> **Stated task**
Return every record below exactly as written, omitting any pictures.

> **Stored entries**
:::

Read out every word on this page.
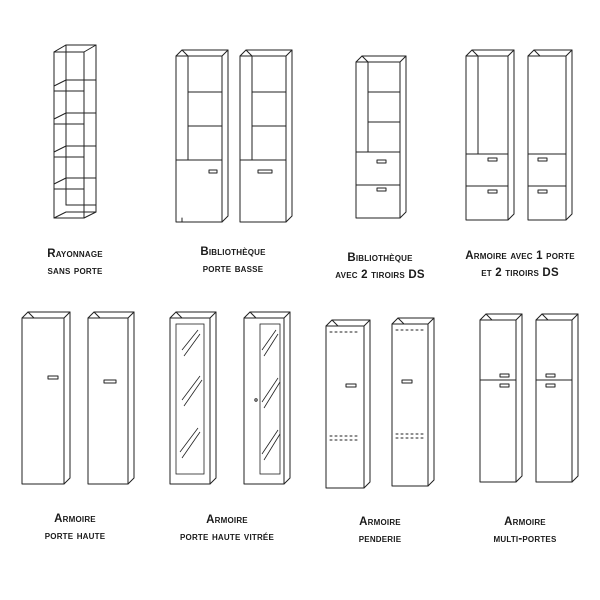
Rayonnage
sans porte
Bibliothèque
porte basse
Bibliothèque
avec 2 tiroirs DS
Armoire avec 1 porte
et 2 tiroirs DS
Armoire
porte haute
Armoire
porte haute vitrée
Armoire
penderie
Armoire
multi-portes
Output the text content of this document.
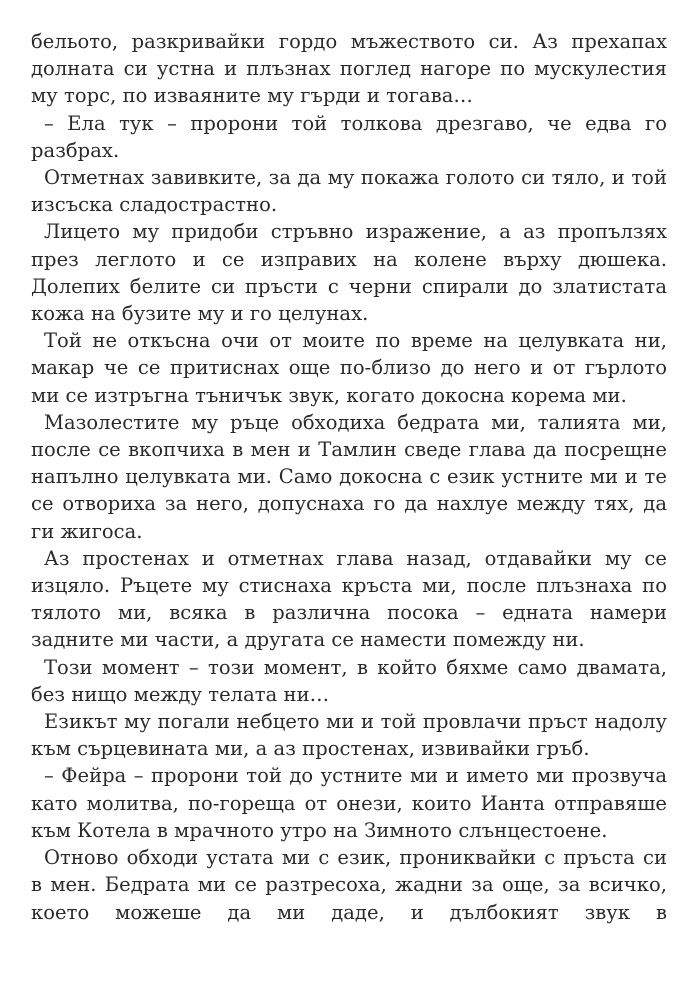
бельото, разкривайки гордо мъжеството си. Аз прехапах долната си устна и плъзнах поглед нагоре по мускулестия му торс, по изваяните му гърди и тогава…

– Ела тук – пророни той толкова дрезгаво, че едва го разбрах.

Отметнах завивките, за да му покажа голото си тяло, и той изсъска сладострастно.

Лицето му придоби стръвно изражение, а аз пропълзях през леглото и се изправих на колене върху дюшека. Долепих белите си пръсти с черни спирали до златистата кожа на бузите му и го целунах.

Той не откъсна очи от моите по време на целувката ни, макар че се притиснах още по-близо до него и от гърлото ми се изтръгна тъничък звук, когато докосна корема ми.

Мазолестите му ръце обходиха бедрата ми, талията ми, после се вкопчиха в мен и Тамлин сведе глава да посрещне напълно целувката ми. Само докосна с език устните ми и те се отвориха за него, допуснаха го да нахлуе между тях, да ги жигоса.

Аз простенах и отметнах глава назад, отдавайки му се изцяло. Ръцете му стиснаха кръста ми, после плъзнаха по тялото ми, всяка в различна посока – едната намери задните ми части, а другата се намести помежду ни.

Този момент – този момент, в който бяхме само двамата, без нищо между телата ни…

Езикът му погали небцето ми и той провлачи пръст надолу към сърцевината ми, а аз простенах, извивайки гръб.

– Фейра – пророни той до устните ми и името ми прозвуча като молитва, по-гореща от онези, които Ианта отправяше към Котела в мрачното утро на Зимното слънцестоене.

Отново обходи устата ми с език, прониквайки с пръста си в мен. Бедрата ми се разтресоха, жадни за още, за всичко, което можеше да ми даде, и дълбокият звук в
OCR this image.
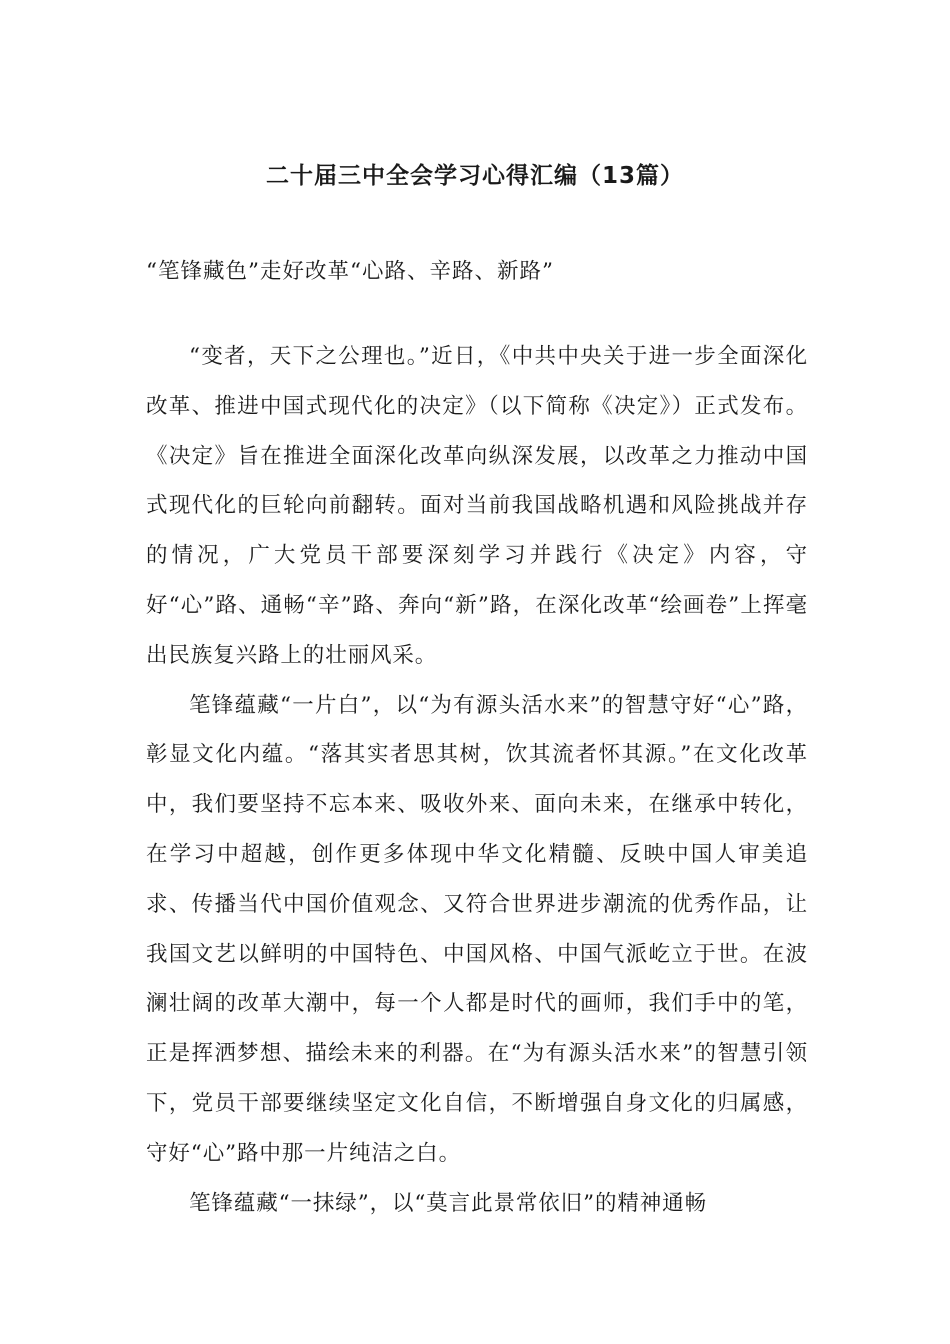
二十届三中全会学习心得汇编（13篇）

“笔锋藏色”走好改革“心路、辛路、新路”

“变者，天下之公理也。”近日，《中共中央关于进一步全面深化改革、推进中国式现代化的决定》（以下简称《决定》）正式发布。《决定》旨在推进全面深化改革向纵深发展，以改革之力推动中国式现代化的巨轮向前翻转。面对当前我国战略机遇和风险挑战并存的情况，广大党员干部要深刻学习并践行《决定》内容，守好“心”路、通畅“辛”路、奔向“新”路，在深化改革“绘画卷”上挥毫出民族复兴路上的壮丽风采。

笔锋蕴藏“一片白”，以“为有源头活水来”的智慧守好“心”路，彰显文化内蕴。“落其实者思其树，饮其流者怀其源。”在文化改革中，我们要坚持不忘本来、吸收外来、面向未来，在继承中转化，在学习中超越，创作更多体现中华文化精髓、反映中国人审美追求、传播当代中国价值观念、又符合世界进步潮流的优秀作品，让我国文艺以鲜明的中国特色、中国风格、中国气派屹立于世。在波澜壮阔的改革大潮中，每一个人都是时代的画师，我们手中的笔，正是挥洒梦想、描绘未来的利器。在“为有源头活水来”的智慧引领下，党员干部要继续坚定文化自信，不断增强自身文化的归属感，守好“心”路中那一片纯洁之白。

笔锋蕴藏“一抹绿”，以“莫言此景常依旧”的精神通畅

:::

> **Task result**
Read out every word on this page.
Rayonnage
sans porte
Bibliothèque
porte basse
Bibliothèque
avec 2 tiroirs DS
Armoire avec 1 porte
et 2 tiroirs DS
Armoire
porte haute
Armoire
porte haute vitrée
Armoire
penderie
Armoire
multi-portes
Output the text content of this document.
бельото, разкривайки гордо мъжеството си. Аз прехапах долната си устна и плъзнах поглед нагоре по мускулестия му торс, по изваяните му гърди и тогава…

– Ела тук – пророни той толкова дрезгаво, че едва го разбрах.

Отметнах завивките, за да му покажа голото си тяло, и той изсъска сладострастно.

Лицето му придоби стръвно изражение, а аз пропълзях през леглото и се изправих на колене върху дюшека. Долепих белите си пръсти с черни спирали до златистата кожа на бузите му и го целунах.

Той не откъсна очи от моите по време на целувката ни, макар че се притиснах още по-близо до него и от гърлото ми се изтръгна тъничък звук, когато докосна корема ми.

Мазолестите му ръце обходиха бедрата ми, талията ми, после се вкопчиха в мен и Тамлин сведе глава да посрещне напълно целувката ми. Само докосна с език устните ми и те се отвориха за него, допуснаха го да нахлуе между тях, да ги жигоса.

Аз простенах и отметнах глава назад, отдавайки му се изцяло. Ръцете му стиснаха кръста ми, после плъзнаха по тялото ми, всяка в различна посока – едната намери задните ми части, а другата се намести помежду ни.

Този момент – този момент, в който бяхме само двамата, без нищо между телата ни…

Езикът му погали небцето ми и той провлачи пръст надолу към сърцевината ми, а аз простенах, извивайки гръб.

– Фейра – пророни той до устните ми и името ми прозвуча като молитва, по-гореща от онези, които Ианта отправяше към Котела в мрачното утро на Зимното слънцестоене.

Отново обходи устата ми с език, прониквайки с пръста си в мен. Бедрата ми се разтресоха, жадни за още, за всичко, което можеше да ми даде, и дълбокият звук в
OCR this image.
二十届三中全会学习心得汇编（13篇）

“笔锋藏色”走好改革“心路、辛路、新路”

“变者，天下之公理也。”近日，《中共中央关于进一步全面深化改革、推进中国式现代化的决定》（以下简称《决定》）正式发布。《决定》旨在推进全面深化改革向纵深发展，以改革之力推动中国式现代化的巨轮向前翻转。面对当前我国战略机遇和风险挑战并存的情况，广大党员干部要深刻学习并践行《决定》内容，守好“心”路、通畅“辛”路、奔向“新”路，在深化改革“绘画卷”上挥毫出民族复兴路上的壮丽风采。

笔锋蕴藏“一片白”，以“为有源头活水来”的智慧守好“心”路，彰显文化内蕴。“落其实者思其树，饮其流者怀其源。”在文化改革中，我们要坚持不忘本来、吸收外来、面向未来，在继承中转化，在学习中超越，创作更多体现中华文化精髓、反映中国人审美追求、传播当代中国价值观念、又符合世界进步潮流的优秀作品，让我国文艺以鲜明的中国特色、中国风格、中国气派屹立于世。在波澜壮阔的改革大潮中，每一个人都是时代的画师，我们手中的笔，正是挥洒梦想、描绘未来的利器。在“为有源头活水来”的智慧引领下，党员干部要继续坚定文化自信，不断增强自身文化的归属感，守好“心”路中那一片纯洁之白。

笔锋蕴藏“一抹绿”，以“莫言此景常依旧”的精神通畅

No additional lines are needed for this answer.